ARTICLE
+ + + +

Re: Finding the inverf
- From: David W. Cantrell <DWCantrell@xxxxxxxxxxx>
- Date: 08 Dec 2007 06:11:25 GMT
Raymond Manzoni <raymman@xxxxxxx> wrote:
morgajl@xxxxxxxxx a écrit :
Could someone tell me how to calculate inverf (x) if I am given the
value of erf (x).
See here : http://functions.wolfram.com/GammaBetaErf/InverseErf/
and here :
http://www.theorie.physik.uni-muenchen.de/~serge/erf-approx.pdf
Thank you for mentioning the second reference,
"A handy approximation for the error function and its inverse",
Sergei Winitzki, Jan. 2006.
Below, I make comments about that article, including an important
correction, and I offer small improvements on the approximations.
---------------------------------------------------------
Winitzki's first approximation is for the error function:
For nonnegative x, erf(x) is approximately
sqrt( 1 - exp( -x^2 (pi/4 + a x^2)/(1 + a x^2) ) )

+ + + +

Rewrite everything in the thread from "Re: Finding the" down to "Winitzki, Jan. 2006.", putting "simple" in place of "handy". Rely on nothing but the thread.

RAW DATA
+ + + +

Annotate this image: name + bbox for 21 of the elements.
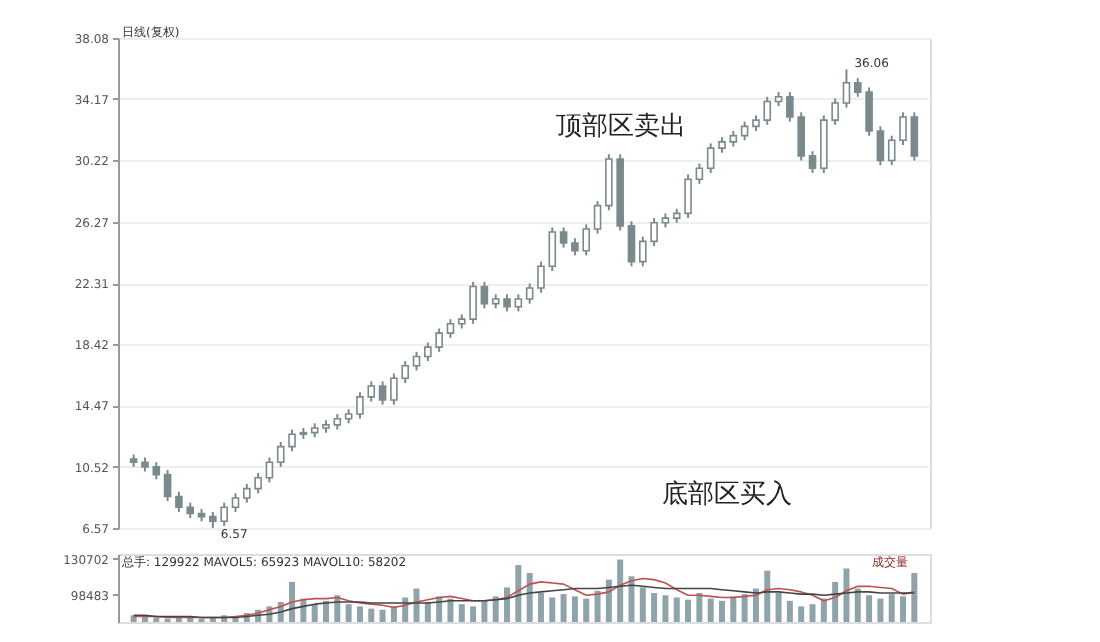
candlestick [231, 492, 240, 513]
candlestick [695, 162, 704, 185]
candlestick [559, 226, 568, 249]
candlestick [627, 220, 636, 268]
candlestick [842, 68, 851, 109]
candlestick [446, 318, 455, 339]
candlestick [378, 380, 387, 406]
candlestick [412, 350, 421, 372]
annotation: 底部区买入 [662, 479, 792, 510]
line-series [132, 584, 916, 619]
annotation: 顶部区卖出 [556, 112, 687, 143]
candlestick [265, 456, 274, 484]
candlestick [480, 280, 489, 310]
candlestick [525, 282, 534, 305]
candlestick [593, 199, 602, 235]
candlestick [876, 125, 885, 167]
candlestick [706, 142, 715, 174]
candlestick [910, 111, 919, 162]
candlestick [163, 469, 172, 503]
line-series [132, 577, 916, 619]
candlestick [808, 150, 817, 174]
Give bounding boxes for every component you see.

+ + + +

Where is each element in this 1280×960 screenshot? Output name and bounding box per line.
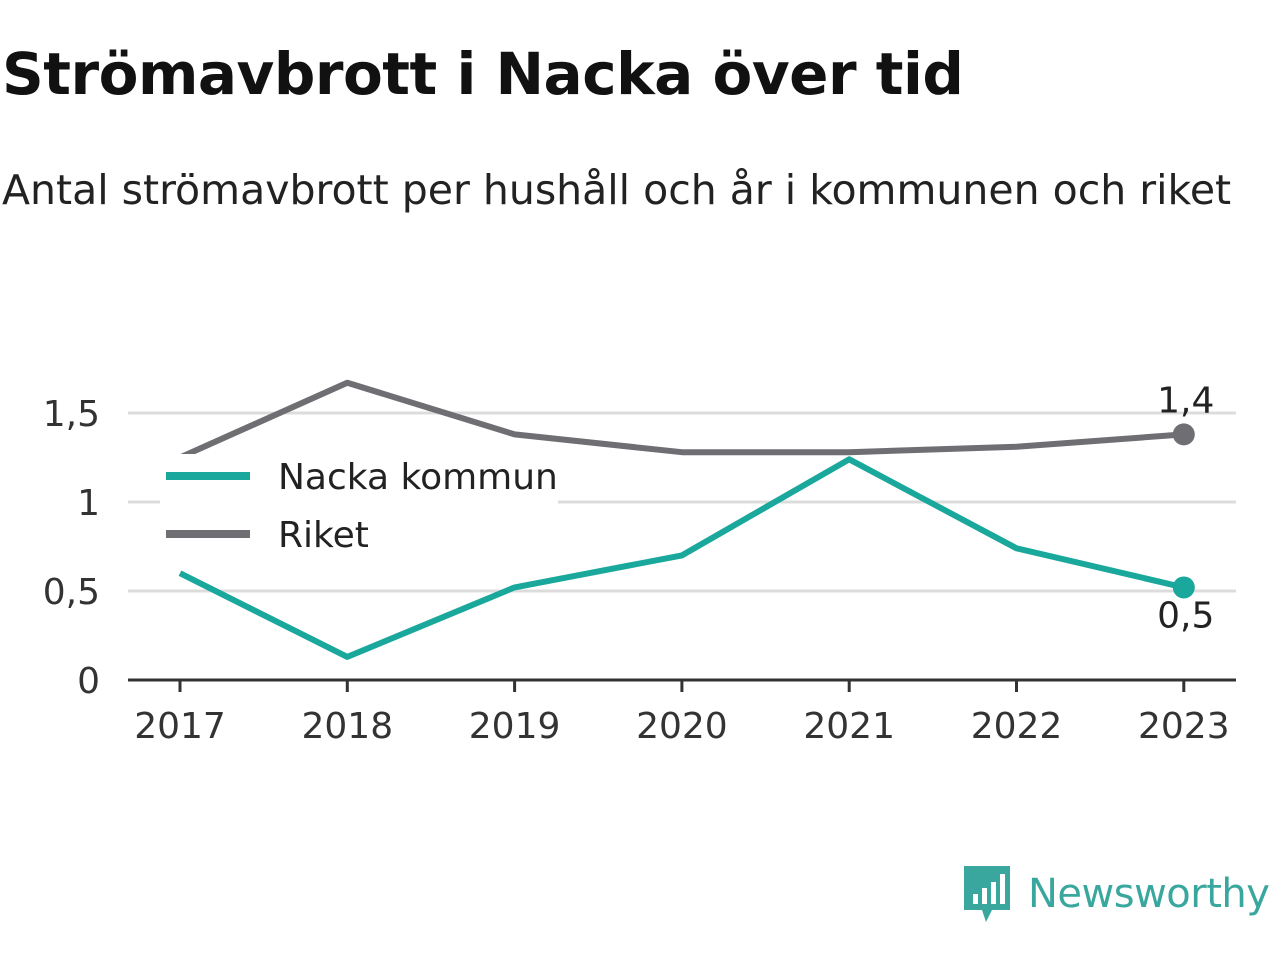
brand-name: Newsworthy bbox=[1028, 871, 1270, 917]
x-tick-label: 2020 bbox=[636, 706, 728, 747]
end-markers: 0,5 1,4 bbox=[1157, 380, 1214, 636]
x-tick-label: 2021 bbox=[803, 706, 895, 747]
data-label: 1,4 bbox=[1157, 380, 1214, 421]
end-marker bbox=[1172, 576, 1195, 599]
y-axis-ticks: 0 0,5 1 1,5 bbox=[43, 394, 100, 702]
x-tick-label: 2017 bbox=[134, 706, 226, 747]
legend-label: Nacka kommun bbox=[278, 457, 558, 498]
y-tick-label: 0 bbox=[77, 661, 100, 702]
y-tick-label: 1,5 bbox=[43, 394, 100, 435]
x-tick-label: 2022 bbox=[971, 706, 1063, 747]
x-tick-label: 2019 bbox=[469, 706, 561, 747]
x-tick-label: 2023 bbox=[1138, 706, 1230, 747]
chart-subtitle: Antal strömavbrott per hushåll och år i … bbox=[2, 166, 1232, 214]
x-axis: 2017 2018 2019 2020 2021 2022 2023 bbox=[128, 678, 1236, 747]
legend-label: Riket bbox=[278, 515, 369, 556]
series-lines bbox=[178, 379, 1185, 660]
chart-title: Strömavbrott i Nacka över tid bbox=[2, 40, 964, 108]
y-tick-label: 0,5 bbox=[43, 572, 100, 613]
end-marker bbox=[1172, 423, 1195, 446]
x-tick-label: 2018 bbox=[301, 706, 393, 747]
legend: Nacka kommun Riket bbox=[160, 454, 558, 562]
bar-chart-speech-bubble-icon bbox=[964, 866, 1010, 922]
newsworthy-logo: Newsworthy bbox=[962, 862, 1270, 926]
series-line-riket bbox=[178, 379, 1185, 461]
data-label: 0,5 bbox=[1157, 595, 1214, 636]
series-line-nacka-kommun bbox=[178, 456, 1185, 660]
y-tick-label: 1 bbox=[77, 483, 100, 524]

+ + + +

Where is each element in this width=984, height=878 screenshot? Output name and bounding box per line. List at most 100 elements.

+ + + +

FINAL RESULT
Re: Finding the inverf
- From: David W. Cantrell <DWCantrell@xxxxxxxxxxx>
- Date: 08 Dec 2007 06:11:25 GMT
Raymond Manzoni <raymman@xxxxxxx> wrote:
morgajl@xxxxxxxxx a écrit :
Could someone tell me how to calculate inverf (x) if I am given the
value of erf (x).
See here : http://functions.wolfram.com/GammaBetaErf/InverseErf/
and here :
http://www.theorie.physik.uni-muenchen.de/~serge/erf-approx.pdf
Thank you for mentioning the second reference,
"A simple approximation for the error function and its inverse",
Sergei Winitzki, Jan. 2006.